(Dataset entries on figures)
**********

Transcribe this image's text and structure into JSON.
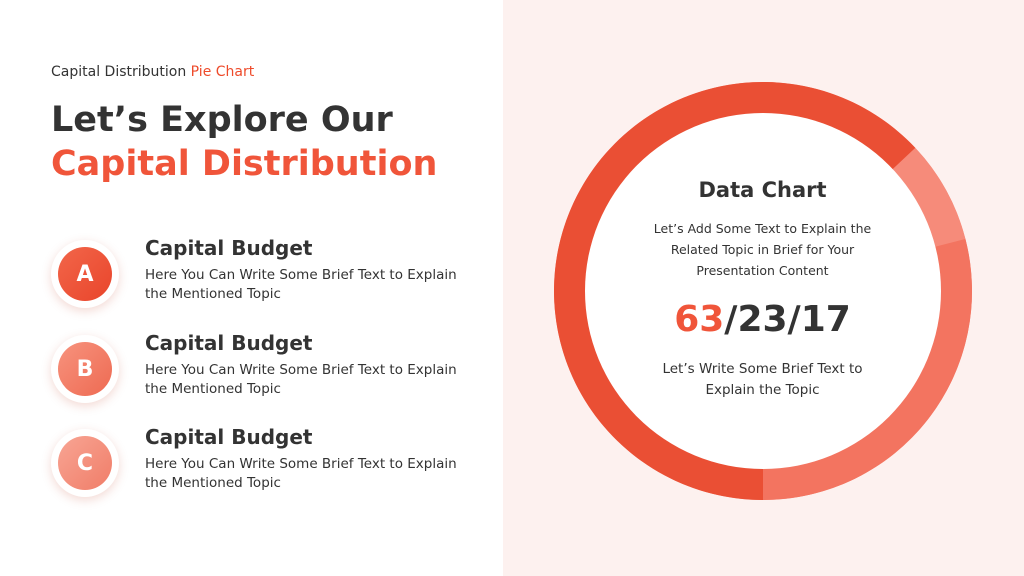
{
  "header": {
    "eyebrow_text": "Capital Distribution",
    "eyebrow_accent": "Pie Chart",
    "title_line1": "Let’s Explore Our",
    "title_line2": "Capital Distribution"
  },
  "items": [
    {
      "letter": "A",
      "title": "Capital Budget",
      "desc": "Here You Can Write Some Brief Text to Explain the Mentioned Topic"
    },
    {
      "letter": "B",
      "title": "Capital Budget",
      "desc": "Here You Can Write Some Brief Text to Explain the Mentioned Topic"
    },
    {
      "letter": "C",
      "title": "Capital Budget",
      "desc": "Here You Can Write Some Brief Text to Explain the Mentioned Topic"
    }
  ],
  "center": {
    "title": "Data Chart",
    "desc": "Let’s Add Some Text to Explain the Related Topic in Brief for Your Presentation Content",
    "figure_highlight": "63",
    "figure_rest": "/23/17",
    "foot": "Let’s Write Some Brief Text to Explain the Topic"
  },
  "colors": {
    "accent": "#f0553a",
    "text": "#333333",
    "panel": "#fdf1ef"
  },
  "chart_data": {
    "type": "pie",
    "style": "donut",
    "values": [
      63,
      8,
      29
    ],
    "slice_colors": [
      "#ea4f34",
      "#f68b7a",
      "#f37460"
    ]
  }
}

**********

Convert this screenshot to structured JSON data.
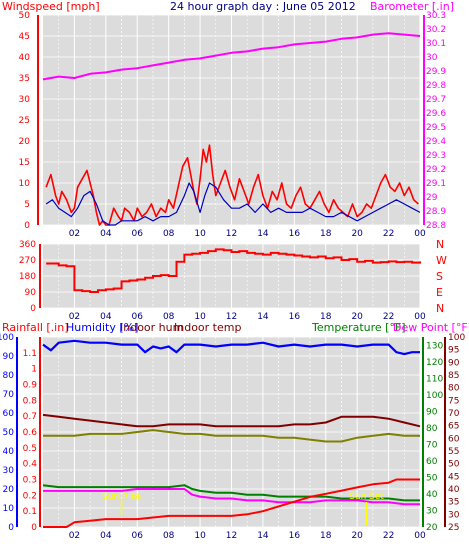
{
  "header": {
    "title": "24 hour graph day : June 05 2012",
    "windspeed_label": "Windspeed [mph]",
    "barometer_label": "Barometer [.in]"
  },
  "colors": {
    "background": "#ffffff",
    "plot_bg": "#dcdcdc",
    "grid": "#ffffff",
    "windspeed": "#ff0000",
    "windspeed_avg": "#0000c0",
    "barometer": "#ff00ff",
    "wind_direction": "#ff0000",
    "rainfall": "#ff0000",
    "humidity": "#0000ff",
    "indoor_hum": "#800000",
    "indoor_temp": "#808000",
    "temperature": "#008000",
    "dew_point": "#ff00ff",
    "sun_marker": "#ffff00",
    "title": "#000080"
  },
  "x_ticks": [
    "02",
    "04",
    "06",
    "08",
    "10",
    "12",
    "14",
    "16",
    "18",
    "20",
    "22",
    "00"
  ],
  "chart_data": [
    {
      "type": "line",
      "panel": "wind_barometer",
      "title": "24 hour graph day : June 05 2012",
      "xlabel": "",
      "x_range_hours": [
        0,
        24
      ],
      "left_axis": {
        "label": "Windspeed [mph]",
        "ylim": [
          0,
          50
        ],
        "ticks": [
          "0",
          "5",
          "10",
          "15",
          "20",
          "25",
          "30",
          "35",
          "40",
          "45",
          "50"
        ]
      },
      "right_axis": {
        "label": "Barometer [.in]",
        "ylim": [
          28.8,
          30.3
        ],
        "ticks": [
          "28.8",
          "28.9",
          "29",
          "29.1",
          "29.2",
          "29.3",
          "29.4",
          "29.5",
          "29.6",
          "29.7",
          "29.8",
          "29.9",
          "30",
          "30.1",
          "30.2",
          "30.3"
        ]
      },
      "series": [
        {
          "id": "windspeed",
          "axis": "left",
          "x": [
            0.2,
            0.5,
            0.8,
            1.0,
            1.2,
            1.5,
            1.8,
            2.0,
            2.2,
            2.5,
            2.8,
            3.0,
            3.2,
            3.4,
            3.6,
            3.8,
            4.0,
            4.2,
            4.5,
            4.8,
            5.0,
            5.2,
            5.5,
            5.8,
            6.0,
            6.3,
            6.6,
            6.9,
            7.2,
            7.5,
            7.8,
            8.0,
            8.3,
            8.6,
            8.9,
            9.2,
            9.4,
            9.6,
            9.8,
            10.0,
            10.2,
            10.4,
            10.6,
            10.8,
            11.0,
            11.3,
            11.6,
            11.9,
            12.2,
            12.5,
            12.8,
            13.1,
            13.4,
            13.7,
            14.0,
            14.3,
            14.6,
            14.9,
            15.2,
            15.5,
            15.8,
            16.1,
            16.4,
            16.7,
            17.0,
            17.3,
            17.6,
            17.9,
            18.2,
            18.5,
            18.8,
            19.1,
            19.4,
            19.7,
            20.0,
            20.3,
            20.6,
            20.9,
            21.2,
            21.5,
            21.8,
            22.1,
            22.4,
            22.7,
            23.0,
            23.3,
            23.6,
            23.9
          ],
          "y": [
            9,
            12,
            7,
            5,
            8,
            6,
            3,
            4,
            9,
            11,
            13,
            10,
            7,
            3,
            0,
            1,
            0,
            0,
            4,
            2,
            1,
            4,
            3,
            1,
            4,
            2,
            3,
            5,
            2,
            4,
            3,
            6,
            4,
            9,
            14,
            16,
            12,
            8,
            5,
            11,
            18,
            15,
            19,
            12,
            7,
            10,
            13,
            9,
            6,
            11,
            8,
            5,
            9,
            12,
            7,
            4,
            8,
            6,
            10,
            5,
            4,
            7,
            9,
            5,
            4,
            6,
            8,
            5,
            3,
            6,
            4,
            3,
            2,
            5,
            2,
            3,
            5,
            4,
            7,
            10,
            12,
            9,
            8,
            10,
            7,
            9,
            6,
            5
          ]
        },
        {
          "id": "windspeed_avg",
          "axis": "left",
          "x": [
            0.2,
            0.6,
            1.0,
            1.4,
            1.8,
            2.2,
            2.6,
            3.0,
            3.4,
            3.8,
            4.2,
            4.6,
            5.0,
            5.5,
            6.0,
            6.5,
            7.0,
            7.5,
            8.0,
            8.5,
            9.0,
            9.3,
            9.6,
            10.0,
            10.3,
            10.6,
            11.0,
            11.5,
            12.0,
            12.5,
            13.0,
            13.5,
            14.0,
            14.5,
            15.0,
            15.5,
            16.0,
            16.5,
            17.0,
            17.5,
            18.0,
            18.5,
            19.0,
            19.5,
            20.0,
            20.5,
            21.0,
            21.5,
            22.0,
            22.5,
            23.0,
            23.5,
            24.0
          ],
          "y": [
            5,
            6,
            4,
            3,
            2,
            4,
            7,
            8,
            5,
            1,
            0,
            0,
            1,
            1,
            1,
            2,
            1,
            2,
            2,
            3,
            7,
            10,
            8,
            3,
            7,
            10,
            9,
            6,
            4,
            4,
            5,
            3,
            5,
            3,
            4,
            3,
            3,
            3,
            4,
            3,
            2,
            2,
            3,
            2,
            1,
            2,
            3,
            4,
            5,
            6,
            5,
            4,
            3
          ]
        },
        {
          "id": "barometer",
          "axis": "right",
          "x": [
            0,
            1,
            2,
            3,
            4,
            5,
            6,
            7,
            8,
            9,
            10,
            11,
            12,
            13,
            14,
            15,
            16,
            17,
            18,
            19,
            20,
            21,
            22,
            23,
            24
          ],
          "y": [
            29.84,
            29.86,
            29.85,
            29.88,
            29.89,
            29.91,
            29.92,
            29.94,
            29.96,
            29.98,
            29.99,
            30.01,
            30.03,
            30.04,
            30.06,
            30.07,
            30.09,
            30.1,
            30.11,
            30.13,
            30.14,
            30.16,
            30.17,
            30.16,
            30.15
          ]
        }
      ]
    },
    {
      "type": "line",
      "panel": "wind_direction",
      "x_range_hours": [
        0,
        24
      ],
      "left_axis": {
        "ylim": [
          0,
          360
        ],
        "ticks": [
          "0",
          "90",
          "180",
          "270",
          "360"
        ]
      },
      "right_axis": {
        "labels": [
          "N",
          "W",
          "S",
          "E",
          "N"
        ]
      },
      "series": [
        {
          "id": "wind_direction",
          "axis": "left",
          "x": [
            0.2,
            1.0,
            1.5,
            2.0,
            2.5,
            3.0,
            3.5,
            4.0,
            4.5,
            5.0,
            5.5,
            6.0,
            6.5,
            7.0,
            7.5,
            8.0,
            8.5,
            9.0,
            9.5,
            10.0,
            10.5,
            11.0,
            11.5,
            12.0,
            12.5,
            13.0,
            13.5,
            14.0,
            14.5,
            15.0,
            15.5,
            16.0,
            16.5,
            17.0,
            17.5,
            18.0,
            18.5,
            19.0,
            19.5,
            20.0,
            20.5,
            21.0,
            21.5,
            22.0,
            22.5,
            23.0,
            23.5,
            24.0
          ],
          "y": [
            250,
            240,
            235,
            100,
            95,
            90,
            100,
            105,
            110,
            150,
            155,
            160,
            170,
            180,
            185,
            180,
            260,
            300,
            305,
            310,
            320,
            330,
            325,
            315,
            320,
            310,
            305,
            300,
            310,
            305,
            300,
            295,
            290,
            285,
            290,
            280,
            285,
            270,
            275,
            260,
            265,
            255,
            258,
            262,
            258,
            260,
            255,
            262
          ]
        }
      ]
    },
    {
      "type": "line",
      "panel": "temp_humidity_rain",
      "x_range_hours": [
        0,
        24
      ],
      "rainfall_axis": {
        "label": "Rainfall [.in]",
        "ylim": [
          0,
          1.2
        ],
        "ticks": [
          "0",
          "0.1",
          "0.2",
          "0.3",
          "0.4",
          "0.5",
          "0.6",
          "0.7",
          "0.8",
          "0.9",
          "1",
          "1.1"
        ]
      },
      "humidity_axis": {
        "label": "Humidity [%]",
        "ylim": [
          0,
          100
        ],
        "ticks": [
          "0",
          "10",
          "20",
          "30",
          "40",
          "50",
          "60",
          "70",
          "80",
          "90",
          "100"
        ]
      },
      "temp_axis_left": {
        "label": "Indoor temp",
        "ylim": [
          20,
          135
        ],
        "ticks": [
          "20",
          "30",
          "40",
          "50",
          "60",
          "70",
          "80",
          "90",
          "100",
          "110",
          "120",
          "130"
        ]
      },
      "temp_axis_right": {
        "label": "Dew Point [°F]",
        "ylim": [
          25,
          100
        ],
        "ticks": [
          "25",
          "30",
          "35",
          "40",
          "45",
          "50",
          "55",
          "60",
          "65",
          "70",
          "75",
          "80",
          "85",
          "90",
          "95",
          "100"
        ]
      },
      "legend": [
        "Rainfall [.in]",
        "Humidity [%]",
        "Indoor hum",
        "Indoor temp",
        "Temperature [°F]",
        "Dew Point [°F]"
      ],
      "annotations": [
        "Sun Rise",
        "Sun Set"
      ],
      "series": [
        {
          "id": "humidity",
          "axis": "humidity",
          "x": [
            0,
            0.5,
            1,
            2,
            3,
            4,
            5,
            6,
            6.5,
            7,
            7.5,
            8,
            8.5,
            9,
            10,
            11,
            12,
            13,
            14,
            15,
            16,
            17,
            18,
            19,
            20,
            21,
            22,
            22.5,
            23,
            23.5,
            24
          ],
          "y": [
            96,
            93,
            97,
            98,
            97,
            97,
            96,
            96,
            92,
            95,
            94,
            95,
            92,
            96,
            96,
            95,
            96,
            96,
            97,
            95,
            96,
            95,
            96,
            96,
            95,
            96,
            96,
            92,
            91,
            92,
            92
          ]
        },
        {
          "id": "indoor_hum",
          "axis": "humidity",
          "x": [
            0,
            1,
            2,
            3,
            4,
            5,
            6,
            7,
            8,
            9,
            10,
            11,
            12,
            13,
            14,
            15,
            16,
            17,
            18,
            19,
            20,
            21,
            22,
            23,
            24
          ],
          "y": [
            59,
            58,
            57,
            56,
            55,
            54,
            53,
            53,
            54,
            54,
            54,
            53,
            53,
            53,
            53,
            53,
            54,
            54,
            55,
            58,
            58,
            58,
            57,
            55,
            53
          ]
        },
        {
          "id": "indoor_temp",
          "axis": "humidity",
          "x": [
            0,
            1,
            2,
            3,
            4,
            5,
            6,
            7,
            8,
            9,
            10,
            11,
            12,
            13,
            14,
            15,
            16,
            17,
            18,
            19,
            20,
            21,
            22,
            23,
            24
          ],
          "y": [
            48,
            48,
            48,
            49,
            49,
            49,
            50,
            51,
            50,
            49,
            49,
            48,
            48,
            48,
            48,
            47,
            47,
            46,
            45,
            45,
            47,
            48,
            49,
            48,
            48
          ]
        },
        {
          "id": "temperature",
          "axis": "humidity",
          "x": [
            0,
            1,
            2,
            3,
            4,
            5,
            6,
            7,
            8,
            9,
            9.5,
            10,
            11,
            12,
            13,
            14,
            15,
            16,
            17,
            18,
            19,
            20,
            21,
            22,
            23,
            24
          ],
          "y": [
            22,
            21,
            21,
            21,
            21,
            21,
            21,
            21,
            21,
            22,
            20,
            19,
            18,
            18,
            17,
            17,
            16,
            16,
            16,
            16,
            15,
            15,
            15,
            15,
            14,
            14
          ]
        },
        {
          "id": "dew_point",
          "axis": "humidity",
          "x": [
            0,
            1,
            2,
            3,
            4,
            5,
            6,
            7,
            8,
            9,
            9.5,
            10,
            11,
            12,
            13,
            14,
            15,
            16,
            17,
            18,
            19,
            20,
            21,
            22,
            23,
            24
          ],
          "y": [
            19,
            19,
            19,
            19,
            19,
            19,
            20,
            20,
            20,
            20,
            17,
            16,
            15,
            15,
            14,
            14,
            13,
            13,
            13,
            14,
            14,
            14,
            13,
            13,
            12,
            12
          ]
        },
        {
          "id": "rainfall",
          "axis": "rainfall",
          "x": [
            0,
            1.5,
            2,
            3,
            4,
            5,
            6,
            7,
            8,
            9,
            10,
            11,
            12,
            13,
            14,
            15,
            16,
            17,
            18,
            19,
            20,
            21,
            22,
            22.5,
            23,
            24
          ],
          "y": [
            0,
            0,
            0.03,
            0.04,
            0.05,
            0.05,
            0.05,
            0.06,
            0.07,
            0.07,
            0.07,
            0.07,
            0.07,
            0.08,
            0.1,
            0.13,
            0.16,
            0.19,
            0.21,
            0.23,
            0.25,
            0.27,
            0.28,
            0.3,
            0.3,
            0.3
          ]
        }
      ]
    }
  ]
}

**********

» What needs to be done
Collect each line of the entries that has the word "this", copying it in full.

» Solution
Transcribe this image's text and structure into JSON.
Convert this screenshot to structured JSON data.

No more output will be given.